## Task instructions
Count, in the entries, the lines with "ГОСТ". Answer with the number only.

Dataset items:
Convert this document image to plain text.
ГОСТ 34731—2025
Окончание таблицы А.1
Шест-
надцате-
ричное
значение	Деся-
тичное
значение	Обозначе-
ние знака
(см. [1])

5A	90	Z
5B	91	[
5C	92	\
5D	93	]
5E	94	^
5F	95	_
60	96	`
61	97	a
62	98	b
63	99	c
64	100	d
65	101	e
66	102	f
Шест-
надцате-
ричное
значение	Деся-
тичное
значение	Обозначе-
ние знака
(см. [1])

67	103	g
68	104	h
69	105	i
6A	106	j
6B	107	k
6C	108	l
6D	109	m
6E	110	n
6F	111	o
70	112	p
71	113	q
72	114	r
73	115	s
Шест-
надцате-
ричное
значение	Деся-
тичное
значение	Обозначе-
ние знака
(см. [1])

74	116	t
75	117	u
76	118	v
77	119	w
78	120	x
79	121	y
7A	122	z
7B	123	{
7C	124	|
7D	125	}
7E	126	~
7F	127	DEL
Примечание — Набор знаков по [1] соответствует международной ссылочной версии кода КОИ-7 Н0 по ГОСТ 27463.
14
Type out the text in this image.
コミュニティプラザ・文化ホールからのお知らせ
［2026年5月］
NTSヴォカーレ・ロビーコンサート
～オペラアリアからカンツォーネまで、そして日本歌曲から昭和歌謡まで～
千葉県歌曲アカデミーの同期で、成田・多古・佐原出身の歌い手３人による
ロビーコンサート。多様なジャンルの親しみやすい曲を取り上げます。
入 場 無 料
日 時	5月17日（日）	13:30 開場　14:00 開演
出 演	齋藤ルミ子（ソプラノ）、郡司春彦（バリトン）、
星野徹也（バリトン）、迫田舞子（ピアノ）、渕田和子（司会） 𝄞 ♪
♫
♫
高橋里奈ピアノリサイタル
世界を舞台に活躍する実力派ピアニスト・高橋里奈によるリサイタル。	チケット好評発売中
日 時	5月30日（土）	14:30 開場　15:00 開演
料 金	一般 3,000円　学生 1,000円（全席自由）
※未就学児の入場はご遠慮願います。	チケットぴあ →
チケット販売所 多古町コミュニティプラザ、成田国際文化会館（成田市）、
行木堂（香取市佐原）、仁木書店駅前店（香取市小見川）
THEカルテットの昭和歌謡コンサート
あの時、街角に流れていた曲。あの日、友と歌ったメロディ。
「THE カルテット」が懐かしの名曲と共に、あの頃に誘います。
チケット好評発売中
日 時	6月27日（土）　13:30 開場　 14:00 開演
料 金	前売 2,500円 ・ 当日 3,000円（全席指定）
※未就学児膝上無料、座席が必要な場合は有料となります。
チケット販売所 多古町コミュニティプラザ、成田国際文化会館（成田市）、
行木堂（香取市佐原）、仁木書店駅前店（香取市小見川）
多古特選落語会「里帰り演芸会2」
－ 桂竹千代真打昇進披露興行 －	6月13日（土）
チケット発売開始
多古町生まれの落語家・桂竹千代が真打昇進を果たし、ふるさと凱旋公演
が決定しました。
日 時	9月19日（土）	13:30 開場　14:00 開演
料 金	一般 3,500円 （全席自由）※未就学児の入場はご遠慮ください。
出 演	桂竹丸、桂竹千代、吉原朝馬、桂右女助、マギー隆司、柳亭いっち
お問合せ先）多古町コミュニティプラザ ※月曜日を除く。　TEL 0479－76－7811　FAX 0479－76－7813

## Solution for this task
2